▶ _SET PROBLEM_
Which lines below hold the word "this"? Copy all of them.
====
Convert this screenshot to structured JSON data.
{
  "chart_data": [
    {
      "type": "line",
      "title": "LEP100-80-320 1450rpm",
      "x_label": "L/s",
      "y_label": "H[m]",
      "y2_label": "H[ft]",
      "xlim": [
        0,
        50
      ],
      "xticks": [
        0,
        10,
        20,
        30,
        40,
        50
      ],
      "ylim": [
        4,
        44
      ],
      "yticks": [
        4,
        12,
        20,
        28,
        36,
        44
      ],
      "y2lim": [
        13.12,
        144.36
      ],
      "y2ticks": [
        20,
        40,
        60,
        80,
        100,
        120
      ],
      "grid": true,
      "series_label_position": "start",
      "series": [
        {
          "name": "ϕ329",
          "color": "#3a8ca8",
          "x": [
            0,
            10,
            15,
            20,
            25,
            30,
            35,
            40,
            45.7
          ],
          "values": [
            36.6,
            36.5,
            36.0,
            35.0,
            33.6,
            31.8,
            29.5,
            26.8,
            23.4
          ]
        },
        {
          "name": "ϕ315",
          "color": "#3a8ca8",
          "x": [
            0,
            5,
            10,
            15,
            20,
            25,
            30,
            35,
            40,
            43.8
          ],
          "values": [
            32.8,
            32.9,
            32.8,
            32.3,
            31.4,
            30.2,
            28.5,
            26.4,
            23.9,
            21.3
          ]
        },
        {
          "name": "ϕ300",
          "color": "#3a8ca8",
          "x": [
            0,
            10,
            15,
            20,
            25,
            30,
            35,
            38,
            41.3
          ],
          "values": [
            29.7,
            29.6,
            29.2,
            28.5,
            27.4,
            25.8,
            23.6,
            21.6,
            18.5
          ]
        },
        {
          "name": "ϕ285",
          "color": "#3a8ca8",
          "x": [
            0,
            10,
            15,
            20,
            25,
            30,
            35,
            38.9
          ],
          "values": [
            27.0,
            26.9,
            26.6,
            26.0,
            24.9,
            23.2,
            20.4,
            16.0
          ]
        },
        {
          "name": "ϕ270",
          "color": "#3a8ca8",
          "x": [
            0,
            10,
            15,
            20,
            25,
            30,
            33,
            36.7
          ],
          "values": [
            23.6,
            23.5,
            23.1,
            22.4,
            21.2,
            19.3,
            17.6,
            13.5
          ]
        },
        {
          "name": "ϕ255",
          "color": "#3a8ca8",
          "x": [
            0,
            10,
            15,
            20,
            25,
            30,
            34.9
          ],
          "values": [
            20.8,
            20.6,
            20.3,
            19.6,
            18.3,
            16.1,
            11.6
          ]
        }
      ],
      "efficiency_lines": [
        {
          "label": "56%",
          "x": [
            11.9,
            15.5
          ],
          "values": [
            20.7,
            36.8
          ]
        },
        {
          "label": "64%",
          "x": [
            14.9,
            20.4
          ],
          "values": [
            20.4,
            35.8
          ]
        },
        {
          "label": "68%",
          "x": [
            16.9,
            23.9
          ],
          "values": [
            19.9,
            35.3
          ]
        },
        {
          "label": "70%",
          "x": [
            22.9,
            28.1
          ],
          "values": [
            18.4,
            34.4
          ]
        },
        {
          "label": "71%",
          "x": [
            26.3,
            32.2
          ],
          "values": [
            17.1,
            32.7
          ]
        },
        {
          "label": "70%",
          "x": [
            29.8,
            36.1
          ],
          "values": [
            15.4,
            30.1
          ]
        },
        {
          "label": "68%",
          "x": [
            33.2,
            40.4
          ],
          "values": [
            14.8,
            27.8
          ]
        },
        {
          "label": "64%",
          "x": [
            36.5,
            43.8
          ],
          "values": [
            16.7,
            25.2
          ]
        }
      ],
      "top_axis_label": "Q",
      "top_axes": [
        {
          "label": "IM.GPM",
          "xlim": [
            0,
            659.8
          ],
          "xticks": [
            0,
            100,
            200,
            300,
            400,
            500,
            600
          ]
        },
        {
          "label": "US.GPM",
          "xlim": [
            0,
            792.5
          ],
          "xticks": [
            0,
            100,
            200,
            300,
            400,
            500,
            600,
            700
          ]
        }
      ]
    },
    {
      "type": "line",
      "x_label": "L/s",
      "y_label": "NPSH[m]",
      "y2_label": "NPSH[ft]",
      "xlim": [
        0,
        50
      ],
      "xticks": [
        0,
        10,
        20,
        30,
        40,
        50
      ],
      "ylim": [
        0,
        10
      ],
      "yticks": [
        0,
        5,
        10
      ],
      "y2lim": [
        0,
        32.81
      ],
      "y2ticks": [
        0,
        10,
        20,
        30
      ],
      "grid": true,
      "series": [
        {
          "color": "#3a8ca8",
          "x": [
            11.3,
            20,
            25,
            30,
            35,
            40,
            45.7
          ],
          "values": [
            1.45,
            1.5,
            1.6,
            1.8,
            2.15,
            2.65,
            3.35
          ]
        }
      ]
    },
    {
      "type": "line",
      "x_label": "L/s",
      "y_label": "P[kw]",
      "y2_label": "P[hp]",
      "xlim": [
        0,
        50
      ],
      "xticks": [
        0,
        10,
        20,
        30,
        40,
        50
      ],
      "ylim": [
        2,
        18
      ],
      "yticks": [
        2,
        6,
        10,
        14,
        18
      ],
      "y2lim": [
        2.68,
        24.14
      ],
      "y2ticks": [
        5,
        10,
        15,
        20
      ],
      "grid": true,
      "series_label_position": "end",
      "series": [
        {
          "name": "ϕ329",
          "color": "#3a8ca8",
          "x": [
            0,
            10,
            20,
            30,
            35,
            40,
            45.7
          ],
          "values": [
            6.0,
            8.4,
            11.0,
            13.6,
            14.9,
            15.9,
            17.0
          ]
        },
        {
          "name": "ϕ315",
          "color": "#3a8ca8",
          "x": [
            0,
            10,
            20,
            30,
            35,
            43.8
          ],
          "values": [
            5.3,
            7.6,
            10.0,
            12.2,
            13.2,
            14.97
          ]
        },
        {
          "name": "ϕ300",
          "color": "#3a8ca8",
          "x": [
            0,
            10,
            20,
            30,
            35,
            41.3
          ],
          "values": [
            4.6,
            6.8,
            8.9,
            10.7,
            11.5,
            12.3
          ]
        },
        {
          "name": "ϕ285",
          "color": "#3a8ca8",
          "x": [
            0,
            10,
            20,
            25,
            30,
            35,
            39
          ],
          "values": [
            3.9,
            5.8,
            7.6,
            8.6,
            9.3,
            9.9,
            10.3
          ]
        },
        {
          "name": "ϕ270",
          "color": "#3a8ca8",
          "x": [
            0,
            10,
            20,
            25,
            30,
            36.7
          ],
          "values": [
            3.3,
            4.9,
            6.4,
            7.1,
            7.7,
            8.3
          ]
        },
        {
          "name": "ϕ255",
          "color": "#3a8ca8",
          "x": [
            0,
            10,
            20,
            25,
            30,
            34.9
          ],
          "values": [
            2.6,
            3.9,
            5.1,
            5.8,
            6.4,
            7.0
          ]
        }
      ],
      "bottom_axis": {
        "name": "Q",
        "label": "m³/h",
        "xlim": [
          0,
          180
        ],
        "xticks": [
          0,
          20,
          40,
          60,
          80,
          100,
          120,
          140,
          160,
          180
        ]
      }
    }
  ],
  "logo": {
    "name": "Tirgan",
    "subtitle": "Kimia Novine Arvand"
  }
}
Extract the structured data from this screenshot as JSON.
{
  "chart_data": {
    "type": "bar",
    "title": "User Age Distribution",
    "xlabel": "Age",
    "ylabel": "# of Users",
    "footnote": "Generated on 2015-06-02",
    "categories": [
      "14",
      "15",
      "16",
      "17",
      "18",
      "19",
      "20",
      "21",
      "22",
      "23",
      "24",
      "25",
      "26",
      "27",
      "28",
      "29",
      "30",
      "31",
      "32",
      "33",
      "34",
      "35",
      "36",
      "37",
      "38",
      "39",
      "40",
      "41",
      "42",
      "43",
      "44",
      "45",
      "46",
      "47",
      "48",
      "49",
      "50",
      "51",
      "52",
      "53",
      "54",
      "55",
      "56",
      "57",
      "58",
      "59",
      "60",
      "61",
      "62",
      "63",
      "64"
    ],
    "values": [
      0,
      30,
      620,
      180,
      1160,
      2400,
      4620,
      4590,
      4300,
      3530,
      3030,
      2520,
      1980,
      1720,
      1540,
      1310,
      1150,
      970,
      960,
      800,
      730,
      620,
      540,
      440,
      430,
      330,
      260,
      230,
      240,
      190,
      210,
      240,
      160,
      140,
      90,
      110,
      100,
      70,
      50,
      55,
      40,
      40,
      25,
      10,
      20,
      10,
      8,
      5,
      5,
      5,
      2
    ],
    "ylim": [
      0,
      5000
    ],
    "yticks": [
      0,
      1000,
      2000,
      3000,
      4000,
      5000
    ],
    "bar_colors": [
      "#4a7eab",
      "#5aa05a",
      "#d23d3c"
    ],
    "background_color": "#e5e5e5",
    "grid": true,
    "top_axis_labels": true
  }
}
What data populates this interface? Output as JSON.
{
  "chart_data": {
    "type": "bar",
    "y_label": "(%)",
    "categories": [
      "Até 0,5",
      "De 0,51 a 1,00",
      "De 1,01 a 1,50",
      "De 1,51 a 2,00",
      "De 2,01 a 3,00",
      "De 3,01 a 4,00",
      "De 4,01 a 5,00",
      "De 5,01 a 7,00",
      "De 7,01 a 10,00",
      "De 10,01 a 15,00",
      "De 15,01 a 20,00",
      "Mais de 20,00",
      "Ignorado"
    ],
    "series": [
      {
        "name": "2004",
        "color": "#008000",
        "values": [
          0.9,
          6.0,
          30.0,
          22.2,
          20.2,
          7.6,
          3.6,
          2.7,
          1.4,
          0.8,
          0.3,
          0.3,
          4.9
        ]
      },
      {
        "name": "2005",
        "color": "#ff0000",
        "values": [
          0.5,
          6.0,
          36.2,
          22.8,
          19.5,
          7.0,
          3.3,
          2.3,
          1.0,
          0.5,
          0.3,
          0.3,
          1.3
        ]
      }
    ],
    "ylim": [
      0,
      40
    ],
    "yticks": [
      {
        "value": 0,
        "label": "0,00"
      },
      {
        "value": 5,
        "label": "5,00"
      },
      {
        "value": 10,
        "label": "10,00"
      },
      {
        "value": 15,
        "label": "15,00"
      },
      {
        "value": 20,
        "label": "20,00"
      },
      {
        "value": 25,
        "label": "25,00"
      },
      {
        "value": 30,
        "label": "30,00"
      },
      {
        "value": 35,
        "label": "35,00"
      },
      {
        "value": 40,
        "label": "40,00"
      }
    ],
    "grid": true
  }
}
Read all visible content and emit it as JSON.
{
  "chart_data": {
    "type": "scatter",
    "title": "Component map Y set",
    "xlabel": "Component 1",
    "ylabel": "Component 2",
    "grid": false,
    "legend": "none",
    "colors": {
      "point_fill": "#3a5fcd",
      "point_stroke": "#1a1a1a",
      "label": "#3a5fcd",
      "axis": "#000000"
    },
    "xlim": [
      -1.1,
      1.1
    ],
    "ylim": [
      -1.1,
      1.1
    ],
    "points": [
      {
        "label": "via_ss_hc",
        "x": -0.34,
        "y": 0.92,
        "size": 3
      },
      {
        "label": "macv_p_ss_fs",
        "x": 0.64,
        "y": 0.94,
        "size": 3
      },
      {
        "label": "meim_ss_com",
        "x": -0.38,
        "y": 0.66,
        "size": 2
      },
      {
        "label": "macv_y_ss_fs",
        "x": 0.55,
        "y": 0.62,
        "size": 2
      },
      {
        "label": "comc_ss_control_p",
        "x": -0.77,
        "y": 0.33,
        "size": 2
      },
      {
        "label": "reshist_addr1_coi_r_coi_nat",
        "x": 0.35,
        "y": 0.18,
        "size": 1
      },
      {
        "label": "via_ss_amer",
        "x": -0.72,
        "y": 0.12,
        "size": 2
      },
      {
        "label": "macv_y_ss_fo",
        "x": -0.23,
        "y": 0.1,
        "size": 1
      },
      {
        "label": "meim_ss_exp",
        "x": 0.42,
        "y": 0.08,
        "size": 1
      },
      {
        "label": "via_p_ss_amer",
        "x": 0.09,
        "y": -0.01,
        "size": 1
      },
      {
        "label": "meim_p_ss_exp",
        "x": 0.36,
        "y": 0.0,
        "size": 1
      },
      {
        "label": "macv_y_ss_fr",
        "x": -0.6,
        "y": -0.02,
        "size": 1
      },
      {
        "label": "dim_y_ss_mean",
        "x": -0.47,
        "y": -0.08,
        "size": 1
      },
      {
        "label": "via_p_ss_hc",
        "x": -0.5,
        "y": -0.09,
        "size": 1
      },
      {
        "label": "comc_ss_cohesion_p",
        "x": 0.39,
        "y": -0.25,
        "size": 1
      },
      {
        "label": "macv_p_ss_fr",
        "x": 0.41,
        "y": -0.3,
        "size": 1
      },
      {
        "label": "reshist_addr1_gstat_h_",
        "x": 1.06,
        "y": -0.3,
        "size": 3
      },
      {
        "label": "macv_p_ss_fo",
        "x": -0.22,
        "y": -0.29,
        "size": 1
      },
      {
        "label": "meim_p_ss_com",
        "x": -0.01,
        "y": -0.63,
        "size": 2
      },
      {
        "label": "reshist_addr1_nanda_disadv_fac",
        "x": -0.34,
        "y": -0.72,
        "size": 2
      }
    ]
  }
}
====
▶ _WRITTEN REPLY_
Convert this screenshot to structured JSON data.
Extract the structured data from this screenshot as JSON.
What data populates this interface? Output as JSON.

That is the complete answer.